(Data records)
····················

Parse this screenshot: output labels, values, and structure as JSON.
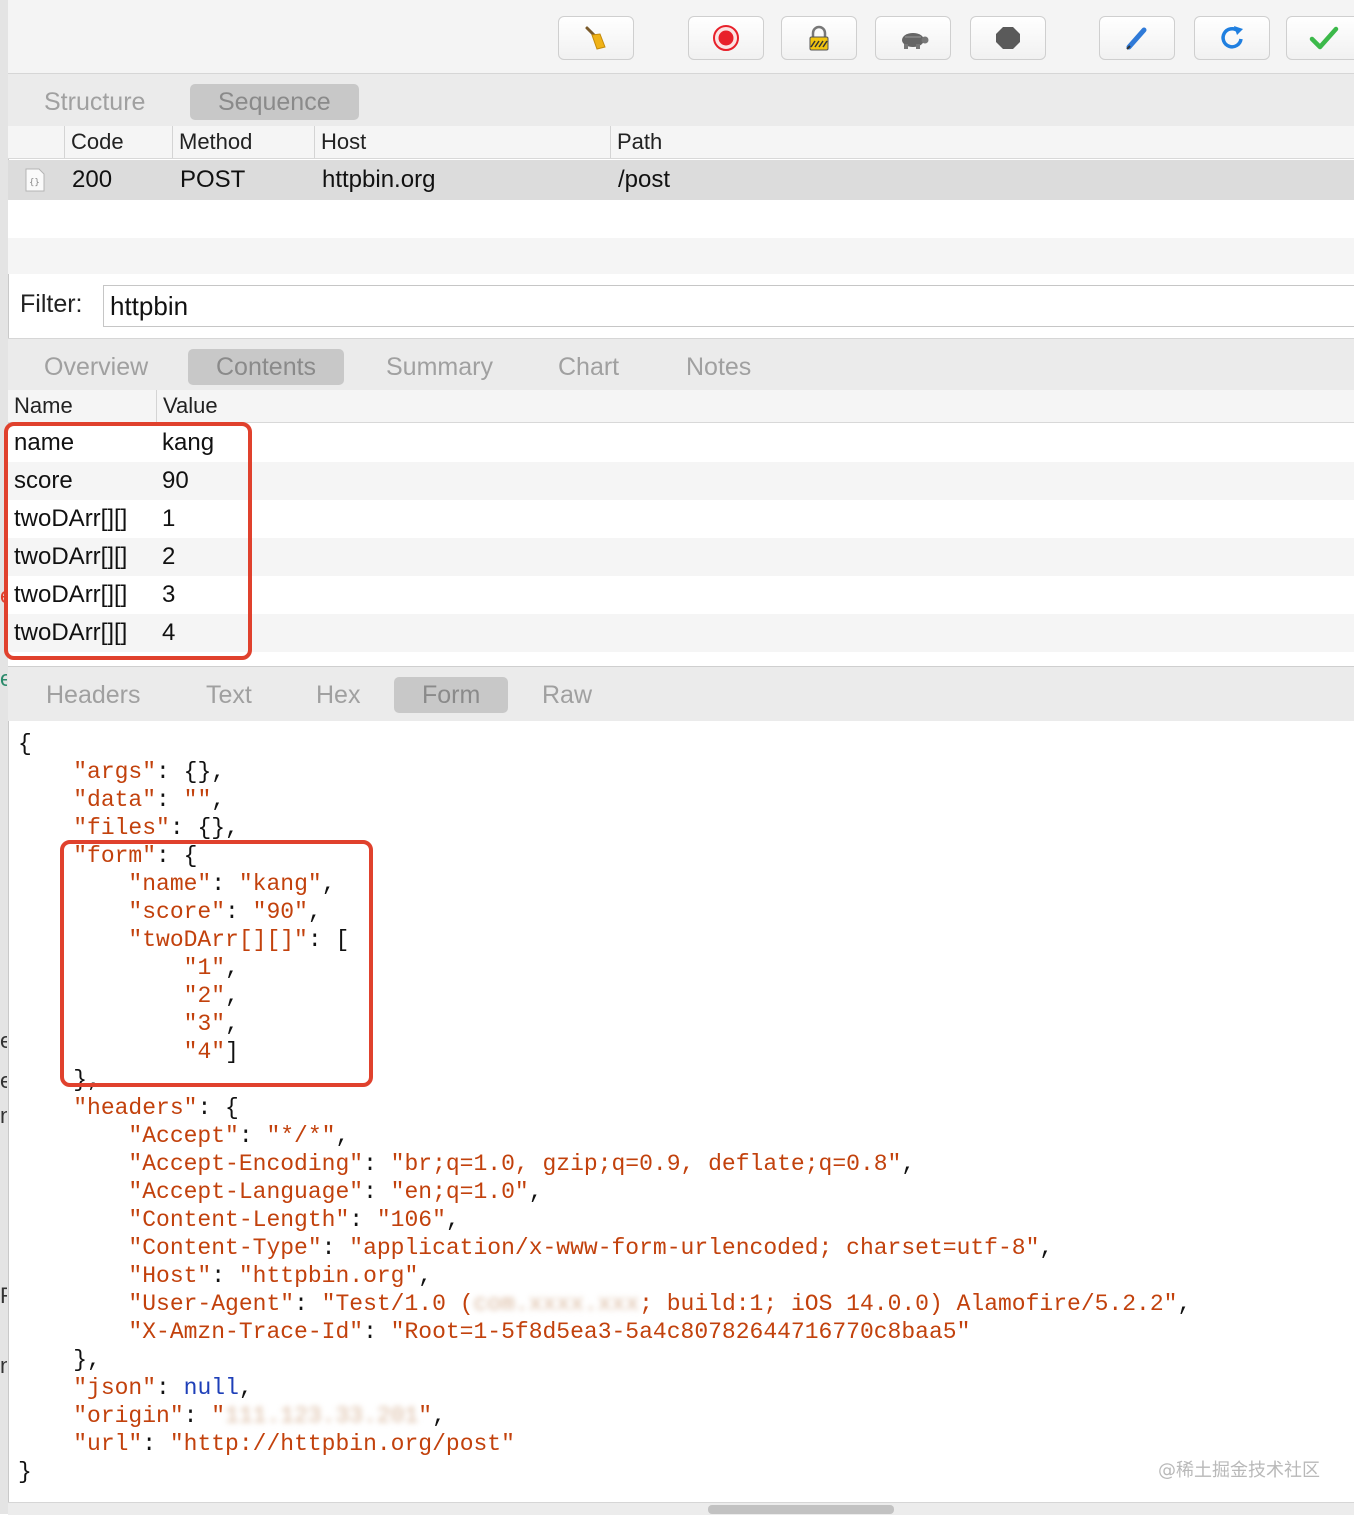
{
  "toolbar": {
    "buttons": [
      {
        "icon": "broom-icon"
      },
      {
        "icon": "record-icon"
      },
      {
        "icon": "lock-icon"
      },
      {
        "icon": "turtle-icon"
      },
      {
        "icon": "stop-icon"
      },
      {
        "icon": "pen-icon"
      },
      {
        "icon": "refresh-icon"
      },
      {
        "icon": "checkmark-icon"
      }
    ],
    "colors": {
      "record": "#e8202a",
      "refresh": "#1f7fe0",
      "check": "#3cb94a",
      "pen": "#2f7ad8",
      "broom": "#f0b216"
    }
  },
  "view_tabs": [
    {
      "label": "Structure",
      "active": false
    },
    {
      "label": "Sequence",
      "active": true
    }
  ],
  "request_table": {
    "columns": [
      "Code",
      "Method",
      "Host",
      "Path"
    ],
    "rows": [
      {
        "code": "200",
        "method": "POST",
        "host": "httpbin.org",
        "path": "/post"
      }
    ]
  },
  "filter": {
    "label": "Filter:",
    "value": "httpbin"
  },
  "detail_tabs": [
    {
      "label": "Overview",
      "active": false
    },
    {
      "label": "Contents",
      "active": true
    },
    {
      "label": "Summary",
      "active": false
    },
    {
      "label": "Chart",
      "active": false
    },
    {
      "label": "Notes",
      "active": false
    }
  ],
  "params_table": {
    "columns": [
      "Name",
      "Value"
    ],
    "rows": [
      {
        "name": "name",
        "value": "kang"
      },
      {
        "name": "score",
        "value": "90"
      },
      {
        "name": "twoDArr[][]",
        "value": "1"
      },
      {
        "name": "twoDArr[][]",
        "value": "2"
      },
      {
        "name": "twoDArr[][]",
        "value": "3"
      },
      {
        "name": "twoDArr[][]",
        "value": "4"
      }
    ]
  },
  "body_tabs": [
    {
      "label": "Headers",
      "active": false
    },
    {
      "label": "Text",
      "active": false
    },
    {
      "label": "Hex",
      "active": false
    },
    {
      "label": "Form",
      "active": true
    },
    {
      "label": "Raw",
      "active": false
    }
  ],
  "json_lines": [
    [
      {
        "t": "p",
        "v": "{"
      }
    ],
    [
      {
        "t": "p",
        "v": "    "
      },
      {
        "t": "k",
        "v": "\"args\""
      },
      {
        "t": "p",
        "v": ": {},"
      }
    ],
    [
      {
        "t": "p",
        "v": "    "
      },
      {
        "t": "k",
        "v": "\"data\""
      },
      {
        "t": "p",
        "v": ": "
      },
      {
        "t": "s",
        "v": "\"\""
      },
      {
        "t": "p",
        "v": ","
      }
    ],
    [
      {
        "t": "p",
        "v": "    "
      },
      {
        "t": "k",
        "v": "\"files\""
      },
      {
        "t": "p",
        "v": ": {},"
      }
    ],
    [
      {
        "t": "p",
        "v": "    "
      },
      {
        "t": "k",
        "v": "\"form\""
      },
      {
        "t": "p",
        "v": ": {"
      }
    ],
    [
      {
        "t": "p",
        "v": "        "
      },
      {
        "t": "k",
        "v": "\"name\""
      },
      {
        "t": "p",
        "v": ": "
      },
      {
        "t": "s",
        "v": "\"kang\""
      },
      {
        "t": "p",
        "v": ","
      }
    ],
    [
      {
        "t": "p",
        "v": "        "
      },
      {
        "t": "k",
        "v": "\"score\""
      },
      {
        "t": "p",
        "v": ": "
      },
      {
        "t": "s",
        "v": "\"90\""
      },
      {
        "t": "p",
        "v": ","
      }
    ],
    [
      {
        "t": "p",
        "v": "        "
      },
      {
        "t": "k",
        "v": "\"twoDArr[][]\""
      },
      {
        "t": "p",
        "v": ": ["
      }
    ],
    [
      {
        "t": "p",
        "v": "            "
      },
      {
        "t": "s",
        "v": "\"1\""
      },
      {
        "t": "p",
        "v": ","
      }
    ],
    [
      {
        "t": "p",
        "v": "            "
      },
      {
        "t": "s",
        "v": "\"2\""
      },
      {
        "t": "p",
        "v": ","
      }
    ],
    [
      {
        "t": "p",
        "v": "            "
      },
      {
        "t": "s",
        "v": "\"3\""
      },
      {
        "t": "p",
        "v": ","
      }
    ],
    [
      {
        "t": "p",
        "v": "            "
      },
      {
        "t": "s",
        "v": "\"4\""
      },
      {
        "t": "p",
        "v": "]"
      }
    ],
    [
      {
        "t": "p",
        "v": "    },"
      }
    ],
    [
      {
        "t": "p",
        "v": "    "
      },
      {
        "t": "k",
        "v": "\"headers\""
      },
      {
        "t": "p",
        "v": ": {"
      }
    ],
    [
      {
        "t": "p",
        "v": "        "
      },
      {
        "t": "k",
        "v": "\"Accept\""
      },
      {
        "t": "p",
        "v": ": "
      },
      {
        "t": "s",
        "v": "\"*/*\""
      },
      {
        "t": "p",
        "v": ","
      }
    ],
    [
      {
        "t": "p",
        "v": "        "
      },
      {
        "t": "k",
        "v": "\"Accept-Encoding\""
      },
      {
        "t": "p",
        "v": ": "
      },
      {
        "t": "s",
        "v": "\"br;q=1.0, gzip;q=0.9, deflate;q=0.8\""
      },
      {
        "t": "p",
        "v": ","
      }
    ],
    [
      {
        "t": "p",
        "v": "        "
      },
      {
        "t": "k",
        "v": "\"Accept-Language\""
      },
      {
        "t": "p",
        "v": ": "
      },
      {
        "t": "s",
        "v": "\"en;q=1.0\""
      },
      {
        "t": "p",
        "v": ","
      }
    ],
    [
      {
        "t": "p",
        "v": "        "
      },
      {
        "t": "k",
        "v": "\"Content-Length\""
      },
      {
        "t": "p",
        "v": ": "
      },
      {
        "t": "s",
        "v": "\"106\""
      },
      {
        "t": "p",
        "v": ","
      }
    ],
    [
      {
        "t": "p",
        "v": "        "
      },
      {
        "t": "k",
        "v": "\"Content-Type\""
      },
      {
        "t": "p",
        "v": ": "
      },
      {
        "t": "s",
        "v": "\"application/x-www-form-urlencoded; charset=utf-8\""
      },
      {
        "t": "p",
        "v": ","
      }
    ],
    [
      {
        "t": "p",
        "v": "        "
      },
      {
        "t": "k",
        "v": "\"Host\""
      },
      {
        "t": "p",
        "v": ": "
      },
      {
        "t": "s",
        "v": "\"httpbin.org\""
      },
      {
        "t": "p",
        "v": ","
      }
    ],
    [
      {
        "t": "p",
        "v": "        "
      },
      {
        "t": "k",
        "v": "\"User-Agent\""
      },
      {
        "t": "p",
        "v": ": "
      },
      {
        "t": "s",
        "v": "\"Test/1.0 ("
      },
      {
        "t": "blur",
        "v": "com.xxxx.xxx"
      },
      {
        "t": "s",
        "v": "; build:1; iOS 14.0.0) Alamofire/5.2.2\""
      },
      {
        "t": "p",
        "v": ","
      }
    ],
    [
      {
        "t": "p",
        "v": "        "
      },
      {
        "t": "k",
        "v": "\"X-Amzn-Trace-Id\""
      },
      {
        "t": "p",
        "v": ": "
      },
      {
        "t": "s",
        "v": "\"Root=1-5f8d5ea3-5a4c80782644716770c8baa5\""
      }
    ],
    [
      {
        "t": "p",
        "v": "    },"
      }
    ],
    [
      {
        "t": "p",
        "v": "    "
      },
      {
        "t": "k",
        "v": "\"json\""
      },
      {
        "t": "p",
        "v": ": "
      },
      {
        "t": "kw",
        "v": "null"
      },
      {
        "t": "p",
        "v": ","
      }
    ],
    [
      {
        "t": "p",
        "v": "    "
      },
      {
        "t": "k",
        "v": "\"origin\""
      },
      {
        "t": "p",
        "v": ": "
      },
      {
        "t": "s",
        "v": "\""
      },
      {
        "t": "blur",
        "v": "111.123.33.201"
      },
      {
        "t": "s",
        "v": "\""
      },
      {
        "t": "p",
        "v": ","
      }
    ],
    [
      {
        "t": "p",
        "v": "    "
      },
      {
        "t": "k",
        "v": "\"url\""
      },
      {
        "t": "p",
        "v": ": "
      },
      {
        "t": "s",
        "v": "\"http://httpbin.org/post\""
      }
    ],
    [
      {
        "t": "p",
        "v": "}"
      }
    ]
  ],
  "watermark": "@稀土掘金技术社区"
}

····················

Exercise requirements: Report only the number of lines that hold the string "Accept" in this listing.

Answer to the problem: 3